#### DATA SHOWN ####
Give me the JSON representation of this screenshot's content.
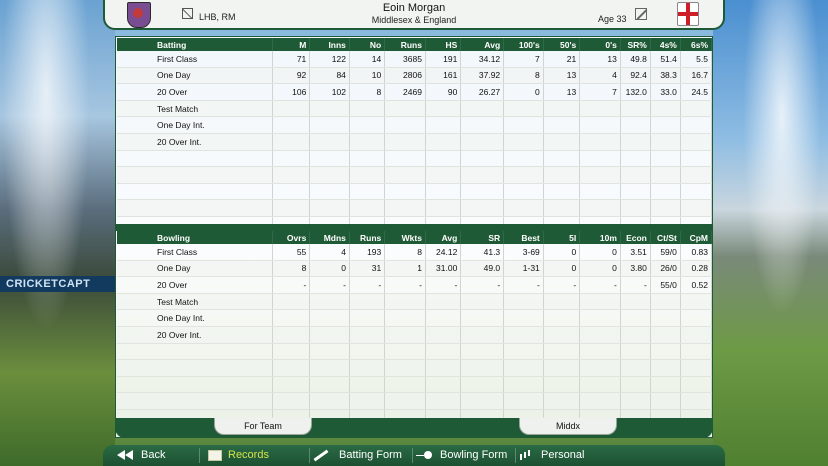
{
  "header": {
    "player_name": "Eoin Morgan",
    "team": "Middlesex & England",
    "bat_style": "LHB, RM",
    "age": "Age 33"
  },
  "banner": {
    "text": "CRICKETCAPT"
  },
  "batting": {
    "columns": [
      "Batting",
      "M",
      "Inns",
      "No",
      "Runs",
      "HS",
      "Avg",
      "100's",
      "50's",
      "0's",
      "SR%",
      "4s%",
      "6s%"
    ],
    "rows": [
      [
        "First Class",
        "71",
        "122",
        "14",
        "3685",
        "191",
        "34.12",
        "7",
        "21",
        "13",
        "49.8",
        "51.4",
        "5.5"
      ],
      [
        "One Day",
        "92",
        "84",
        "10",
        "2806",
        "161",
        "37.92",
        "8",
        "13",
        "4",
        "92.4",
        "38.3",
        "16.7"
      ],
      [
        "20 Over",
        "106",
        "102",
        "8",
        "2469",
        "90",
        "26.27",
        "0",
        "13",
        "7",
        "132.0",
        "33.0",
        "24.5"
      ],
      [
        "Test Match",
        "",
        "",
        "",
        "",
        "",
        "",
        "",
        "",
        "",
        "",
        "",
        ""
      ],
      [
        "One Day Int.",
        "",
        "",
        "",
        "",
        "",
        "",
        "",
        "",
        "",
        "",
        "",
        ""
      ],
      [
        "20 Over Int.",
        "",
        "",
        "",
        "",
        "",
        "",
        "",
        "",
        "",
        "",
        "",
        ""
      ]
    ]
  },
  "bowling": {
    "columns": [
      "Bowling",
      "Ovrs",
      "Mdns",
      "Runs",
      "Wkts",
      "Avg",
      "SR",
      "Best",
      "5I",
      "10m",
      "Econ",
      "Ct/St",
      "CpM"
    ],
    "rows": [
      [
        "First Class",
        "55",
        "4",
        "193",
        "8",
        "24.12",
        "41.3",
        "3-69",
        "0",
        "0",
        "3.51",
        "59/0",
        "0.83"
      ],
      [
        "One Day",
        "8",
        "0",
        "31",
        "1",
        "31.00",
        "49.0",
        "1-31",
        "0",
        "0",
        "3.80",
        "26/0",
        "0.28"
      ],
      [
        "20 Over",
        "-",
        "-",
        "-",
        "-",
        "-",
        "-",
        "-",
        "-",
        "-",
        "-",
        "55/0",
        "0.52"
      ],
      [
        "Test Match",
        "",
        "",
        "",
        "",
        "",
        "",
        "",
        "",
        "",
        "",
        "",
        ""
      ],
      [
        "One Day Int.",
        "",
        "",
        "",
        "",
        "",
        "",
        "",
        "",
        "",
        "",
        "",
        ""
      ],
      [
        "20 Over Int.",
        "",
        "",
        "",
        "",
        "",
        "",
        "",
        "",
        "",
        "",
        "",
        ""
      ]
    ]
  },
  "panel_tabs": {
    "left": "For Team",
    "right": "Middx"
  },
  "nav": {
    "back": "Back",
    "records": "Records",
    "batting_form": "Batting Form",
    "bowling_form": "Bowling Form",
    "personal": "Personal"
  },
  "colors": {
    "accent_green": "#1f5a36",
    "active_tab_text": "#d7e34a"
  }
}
####
Copy out the whole listing exactly, and don't carry over any pictures.

[TASK SOLUTION]
Give me the JSON representation of this screenshot's content.
{
  "header": {
    "player_name": "Eoin Morgan",
    "team": "Middlesex & England",
    "bat_style": "LHB, RM",
    "age": "Age 33"
  },
  "banner": {
    "text": "CRICKETCAPT"
  },
  "batting": {
    "columns": [
      "Batting",
      "M",
      "Inns",
      "No",
      "Runs",
      "HS",
      "Avg",
      "100's",
      "50's",
      "0's",
      "SR%",
      "4s%",
      "6s%"
    ],
    "rows": [
      [
        "First Class",
        "71",
        "122",
        "14",
        "3685",
        "191",
        "34.12",
        "7",
        "21",
        "13",
        "49.8",
        "51.4",
        "5.5"
      ],
      [
        "One Day",
        "92",
        "84",
        "10",
        "2806",
        "161",
        "37.92",
        "8",
        "13",
        "4",
        "92.4",
        "38.3",
        "16.7"
      ],
      [
        "20 Over",
        "106",
        "102",
        "8",
        "2469",
        "90",
        "26.27",
        "0",
        "13",
        "7",
        "132.0",
        "33.0",
        "24.5"
      ],
      [
        "Test Match",
        "",
        "",
        "",
        "",
        "",
        "",
        "",
        "",
        "",
        "",
        "",
        ""
      ],
      [
        "One Day Int.",
        "",
        "",
        "",
        "",
        "",
        "",
        "",
        "",
        "",
        "",
        "",
        ""
      ],
      [
        "20 Over Int.",
        "",
        "",
        "",
        "",
        "",
        "",
        "",
        "",
        "",
        "",
        "",
        ""
      ]
    ]
  },
  "bowling": {
    "columns": [
      "Bowling",
      "Ovrs",
      "Mdns",
      "Runs",
      "Wkts",
      "Avg",
      "SR",
      "Best",
      "5I",
      "10m",
      "Econ",
      "Ct/St",
      "CpM"
    ],
    "rows": [
      [
        "First Class",
        "55",
        "4",
        "193",
        "8",
        "24.12",
        "41.3",
        "3-69",
        "0",
        "0",
        "3.51",
        "59/0",
        "0.83"
      ],
      [
        "One Day",
        "8",
        "0",
        "31",
        "1",
        "31.00",
        "49.0",
        "1-31",
        "0",
        "0",
        "3.80",
        "26/0",
        "0.28"
      ],
      [
        "20 Over",
        "-",
        "-",
        "-",
        "-",
        "-",
        "-",
        "-",
        "-",
        "-",
        "-",
        "55/0",
        "0.52"
      ],
      [
        "Test Match",
        "",
        "",
        "",
        "",
        "",
        "",
        "",
        "",
        "",
        "",
        "",
        ""
      ],
      [
        "One Day Int.",
        "",
        "",
        "",
        "",
        "",
        "",
        "",
        "",
        "",
        "",
        "",
        ""
      ],
      [
        "20 Over Int.",
        "",
        "",
        "",
        "",
        "",
        "",
        "",
        "",
        "",
        "",
        "",
        ""
      ]
    ]
  },
  "panel_tabs": {
    "left": "For Team",
    "right": "Middx"
  },
  "nav": {
    "back": "Back",
    "records": "Records",
    "batting_form": "Batting Form",
    "bowling_form": "Bowling Form",
    "personal": "Personal"
  },
  "colors": {
    "accent_green": "#1f5a36",
    "active_tab_text": "#d7e34a"
  }
}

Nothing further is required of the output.